__Set exercise__: Your task is to copy every line of the entries that contains "Sciences".

__Dataset excerpts__:

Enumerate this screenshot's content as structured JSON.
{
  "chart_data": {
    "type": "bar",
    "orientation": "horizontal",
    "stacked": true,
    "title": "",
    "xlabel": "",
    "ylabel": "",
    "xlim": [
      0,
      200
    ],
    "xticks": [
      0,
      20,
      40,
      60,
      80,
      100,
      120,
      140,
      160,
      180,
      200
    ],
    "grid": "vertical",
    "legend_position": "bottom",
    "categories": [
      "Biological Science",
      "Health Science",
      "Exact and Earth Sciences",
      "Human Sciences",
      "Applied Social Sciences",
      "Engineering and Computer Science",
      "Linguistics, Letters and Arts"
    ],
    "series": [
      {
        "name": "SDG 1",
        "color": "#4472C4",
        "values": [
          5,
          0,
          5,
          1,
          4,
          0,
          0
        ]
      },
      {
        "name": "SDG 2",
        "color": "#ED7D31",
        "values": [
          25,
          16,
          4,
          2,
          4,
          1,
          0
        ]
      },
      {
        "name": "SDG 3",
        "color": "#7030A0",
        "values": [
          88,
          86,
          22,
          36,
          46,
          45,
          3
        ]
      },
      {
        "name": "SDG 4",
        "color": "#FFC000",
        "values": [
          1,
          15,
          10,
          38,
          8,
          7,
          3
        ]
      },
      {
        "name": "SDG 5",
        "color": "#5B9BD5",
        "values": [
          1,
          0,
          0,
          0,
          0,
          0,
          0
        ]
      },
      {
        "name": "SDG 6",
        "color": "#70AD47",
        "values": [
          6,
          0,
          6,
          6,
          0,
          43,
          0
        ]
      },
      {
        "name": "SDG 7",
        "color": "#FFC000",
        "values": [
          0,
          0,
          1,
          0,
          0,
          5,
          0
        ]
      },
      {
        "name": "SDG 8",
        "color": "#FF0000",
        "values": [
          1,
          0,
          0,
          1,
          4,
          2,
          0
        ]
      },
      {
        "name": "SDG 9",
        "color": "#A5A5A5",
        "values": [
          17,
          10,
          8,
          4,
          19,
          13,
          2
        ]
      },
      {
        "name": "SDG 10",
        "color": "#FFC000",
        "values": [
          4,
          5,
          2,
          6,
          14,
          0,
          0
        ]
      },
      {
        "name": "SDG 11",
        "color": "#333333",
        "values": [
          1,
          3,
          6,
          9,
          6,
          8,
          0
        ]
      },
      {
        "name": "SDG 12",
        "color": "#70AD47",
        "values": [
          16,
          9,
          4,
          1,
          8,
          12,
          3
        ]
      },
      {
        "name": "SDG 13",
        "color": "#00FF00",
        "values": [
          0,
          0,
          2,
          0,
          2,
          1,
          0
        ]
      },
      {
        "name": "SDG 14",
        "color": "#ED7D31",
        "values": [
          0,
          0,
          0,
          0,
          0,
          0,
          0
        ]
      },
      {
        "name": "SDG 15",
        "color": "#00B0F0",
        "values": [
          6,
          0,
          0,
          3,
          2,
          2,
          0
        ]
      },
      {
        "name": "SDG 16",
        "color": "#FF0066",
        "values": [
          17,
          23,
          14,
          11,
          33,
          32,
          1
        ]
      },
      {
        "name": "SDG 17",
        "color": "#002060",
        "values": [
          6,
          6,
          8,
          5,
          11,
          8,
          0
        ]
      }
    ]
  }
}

__Solution to this exercise__:
      "Exact and Earth Sciences",
      "Human Sciences",
      "Applied Social Sciences",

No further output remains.